Would you retype, word for word, the line with "Output the text content of this document." and every line after it through the end of the records below?

★ ★ ★ ★

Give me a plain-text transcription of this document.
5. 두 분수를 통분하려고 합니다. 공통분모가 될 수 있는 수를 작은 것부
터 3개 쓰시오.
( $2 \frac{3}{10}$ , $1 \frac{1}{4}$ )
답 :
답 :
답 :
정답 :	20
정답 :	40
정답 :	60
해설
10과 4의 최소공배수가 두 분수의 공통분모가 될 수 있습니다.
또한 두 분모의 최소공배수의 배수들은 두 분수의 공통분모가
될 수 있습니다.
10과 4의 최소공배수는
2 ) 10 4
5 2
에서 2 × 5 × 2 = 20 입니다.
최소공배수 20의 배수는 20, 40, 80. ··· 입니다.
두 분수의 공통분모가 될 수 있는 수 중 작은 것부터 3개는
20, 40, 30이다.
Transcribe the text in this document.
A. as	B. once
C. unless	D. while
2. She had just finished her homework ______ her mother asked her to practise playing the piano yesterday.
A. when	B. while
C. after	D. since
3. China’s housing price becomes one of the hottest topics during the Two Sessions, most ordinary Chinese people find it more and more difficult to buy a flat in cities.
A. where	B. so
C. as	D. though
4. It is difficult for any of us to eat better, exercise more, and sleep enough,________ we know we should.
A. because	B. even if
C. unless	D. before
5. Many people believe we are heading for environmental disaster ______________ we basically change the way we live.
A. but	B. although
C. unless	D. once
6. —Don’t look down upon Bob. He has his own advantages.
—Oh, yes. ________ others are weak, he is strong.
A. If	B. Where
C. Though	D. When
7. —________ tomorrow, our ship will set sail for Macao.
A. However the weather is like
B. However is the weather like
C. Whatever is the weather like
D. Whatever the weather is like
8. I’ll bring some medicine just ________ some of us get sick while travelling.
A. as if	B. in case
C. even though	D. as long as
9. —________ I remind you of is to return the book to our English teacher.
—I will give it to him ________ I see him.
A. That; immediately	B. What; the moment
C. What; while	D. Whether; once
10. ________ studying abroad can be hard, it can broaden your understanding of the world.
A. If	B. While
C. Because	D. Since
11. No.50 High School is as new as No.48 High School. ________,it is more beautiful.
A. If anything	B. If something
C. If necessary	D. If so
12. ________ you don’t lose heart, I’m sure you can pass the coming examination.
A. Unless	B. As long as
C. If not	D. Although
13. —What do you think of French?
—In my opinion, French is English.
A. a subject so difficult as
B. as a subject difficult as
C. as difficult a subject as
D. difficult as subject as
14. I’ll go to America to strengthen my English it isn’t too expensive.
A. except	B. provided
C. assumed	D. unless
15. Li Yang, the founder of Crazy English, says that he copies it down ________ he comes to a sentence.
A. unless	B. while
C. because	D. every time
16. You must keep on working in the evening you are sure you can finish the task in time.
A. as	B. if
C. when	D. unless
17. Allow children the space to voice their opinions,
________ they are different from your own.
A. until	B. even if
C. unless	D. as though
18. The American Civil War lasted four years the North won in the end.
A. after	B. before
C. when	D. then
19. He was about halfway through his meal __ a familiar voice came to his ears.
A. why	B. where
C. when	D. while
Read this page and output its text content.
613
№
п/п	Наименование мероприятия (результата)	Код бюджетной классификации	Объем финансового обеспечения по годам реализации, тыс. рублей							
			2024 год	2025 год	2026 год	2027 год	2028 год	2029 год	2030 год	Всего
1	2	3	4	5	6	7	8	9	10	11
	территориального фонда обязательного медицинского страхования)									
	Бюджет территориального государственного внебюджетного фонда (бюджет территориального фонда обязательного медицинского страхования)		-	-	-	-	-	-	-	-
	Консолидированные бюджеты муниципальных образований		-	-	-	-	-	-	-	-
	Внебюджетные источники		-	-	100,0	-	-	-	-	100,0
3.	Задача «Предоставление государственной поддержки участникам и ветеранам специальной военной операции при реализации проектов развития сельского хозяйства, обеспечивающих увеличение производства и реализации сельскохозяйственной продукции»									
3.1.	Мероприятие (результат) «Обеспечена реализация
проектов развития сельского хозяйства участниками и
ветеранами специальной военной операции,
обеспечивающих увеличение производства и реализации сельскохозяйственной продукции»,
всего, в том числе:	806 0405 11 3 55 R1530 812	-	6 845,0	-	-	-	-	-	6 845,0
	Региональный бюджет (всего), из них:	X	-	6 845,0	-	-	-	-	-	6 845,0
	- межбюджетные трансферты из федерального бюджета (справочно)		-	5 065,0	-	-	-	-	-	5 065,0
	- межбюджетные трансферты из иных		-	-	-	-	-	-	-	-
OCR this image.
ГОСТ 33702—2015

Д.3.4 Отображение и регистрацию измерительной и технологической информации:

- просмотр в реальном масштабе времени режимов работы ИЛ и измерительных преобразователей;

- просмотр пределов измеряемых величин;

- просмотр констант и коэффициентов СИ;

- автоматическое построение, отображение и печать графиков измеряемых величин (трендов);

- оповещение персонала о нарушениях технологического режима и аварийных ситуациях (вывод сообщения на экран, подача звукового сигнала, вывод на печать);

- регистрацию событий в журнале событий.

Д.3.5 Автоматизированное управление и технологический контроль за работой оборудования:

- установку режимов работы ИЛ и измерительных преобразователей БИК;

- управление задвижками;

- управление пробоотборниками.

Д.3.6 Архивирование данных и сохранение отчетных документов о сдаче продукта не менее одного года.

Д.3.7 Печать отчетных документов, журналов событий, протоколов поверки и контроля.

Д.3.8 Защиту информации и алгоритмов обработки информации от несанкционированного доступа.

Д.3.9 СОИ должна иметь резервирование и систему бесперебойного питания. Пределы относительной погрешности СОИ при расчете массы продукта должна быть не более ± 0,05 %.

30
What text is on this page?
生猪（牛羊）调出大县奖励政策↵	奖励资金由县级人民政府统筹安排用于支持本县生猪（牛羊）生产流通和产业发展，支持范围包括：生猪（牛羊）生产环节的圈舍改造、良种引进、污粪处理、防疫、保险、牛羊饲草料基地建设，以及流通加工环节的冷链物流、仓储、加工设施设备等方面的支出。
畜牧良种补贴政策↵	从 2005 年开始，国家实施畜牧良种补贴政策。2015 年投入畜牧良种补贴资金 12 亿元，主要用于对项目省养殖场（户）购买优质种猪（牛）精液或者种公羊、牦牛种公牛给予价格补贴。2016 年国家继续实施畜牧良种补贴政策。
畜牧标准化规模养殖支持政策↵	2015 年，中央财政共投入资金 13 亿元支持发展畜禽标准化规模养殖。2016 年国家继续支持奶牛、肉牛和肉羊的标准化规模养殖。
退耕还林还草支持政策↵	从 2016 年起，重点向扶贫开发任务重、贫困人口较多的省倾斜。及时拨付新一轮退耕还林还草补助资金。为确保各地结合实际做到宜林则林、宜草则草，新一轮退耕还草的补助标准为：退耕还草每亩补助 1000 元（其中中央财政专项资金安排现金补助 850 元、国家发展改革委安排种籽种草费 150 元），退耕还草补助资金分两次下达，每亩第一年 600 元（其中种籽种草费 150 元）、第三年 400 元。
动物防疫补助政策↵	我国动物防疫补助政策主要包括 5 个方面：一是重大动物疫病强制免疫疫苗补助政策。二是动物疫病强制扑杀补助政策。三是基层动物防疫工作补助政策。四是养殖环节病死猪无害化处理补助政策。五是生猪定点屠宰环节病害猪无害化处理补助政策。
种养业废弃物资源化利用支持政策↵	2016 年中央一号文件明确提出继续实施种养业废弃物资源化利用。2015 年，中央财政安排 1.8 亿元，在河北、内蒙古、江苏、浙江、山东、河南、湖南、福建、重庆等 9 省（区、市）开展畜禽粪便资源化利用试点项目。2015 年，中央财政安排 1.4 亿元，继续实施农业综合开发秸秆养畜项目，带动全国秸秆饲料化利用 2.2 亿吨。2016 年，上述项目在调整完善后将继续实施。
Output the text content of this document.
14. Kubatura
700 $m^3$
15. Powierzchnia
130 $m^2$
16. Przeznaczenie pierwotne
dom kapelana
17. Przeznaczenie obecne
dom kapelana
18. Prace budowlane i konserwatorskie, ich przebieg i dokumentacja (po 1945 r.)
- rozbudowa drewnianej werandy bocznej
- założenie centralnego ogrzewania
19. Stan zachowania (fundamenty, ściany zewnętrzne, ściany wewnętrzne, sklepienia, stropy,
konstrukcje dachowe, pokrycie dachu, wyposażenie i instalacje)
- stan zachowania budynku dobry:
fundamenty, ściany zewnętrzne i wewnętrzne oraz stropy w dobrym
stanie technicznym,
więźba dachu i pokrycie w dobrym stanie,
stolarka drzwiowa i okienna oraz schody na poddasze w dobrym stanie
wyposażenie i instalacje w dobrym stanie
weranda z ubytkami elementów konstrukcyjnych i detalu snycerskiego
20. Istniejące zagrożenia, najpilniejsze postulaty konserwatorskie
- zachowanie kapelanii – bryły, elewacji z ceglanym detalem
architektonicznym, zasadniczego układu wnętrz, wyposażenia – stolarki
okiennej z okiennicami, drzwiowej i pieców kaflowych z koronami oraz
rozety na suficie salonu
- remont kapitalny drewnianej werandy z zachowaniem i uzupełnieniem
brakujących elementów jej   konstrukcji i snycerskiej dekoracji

★ ★ ★ ★

* **Response to the exercise**
Output the text content of this document.
14. Kubatura
700 $m^3$
15. Powierzchnia
130 $m^2$
16. Przeznaczenie pierwotne
dom kapelana
17. Przeznaczenie obecne
dom kapelana
18. Prace budowlane i konserwatorskie, ich przebieg i dokumentacja (po 1945 r.)
- rozbudowa drewnianej werandy bocznej
- założenie centralnego ogrzewania
19. Stan zachowania (fundamenty, ściany zewnętrzne, ściany wewnętrzne, sklepienia, stropy,
konstrukcje dachowe, pokrycie dachu, wyposażenie i instalacje)
- stan zachowania budynku dobry:
fundamenty, ściany zewnętrzne i wewnętrzne oraz stropy w dobrym
stanie technicznym,
więźba dachu i pokrycie w dobrym stanie,
stolarka drzwiowa i okienna oraz schody na poddasze w dobrym stanie
wyposażenie i instalacje w dobrym stanie
weranda z ubytkami elementów konstrukcyjnych i detalu snycerskiego
20. Istniejące zagrożenia, najpilniejsze postulaty konserwatorskie
- zachowanie kapelanii – bryły, elewacji z ceglanym detalem
architektonicznym, zasadniczego układu wnętrz, wyposażenia – stolarki
okiennej z okiennicami, drzwiowej i pieców kaflowych z koronami oraz
rozety na suficie salonu
- remont kapitalny drewnianej werandy z zachowaniem i uzupełnieniem
brakujących elementów jej   konstrukcji i snycerskiej dekoracji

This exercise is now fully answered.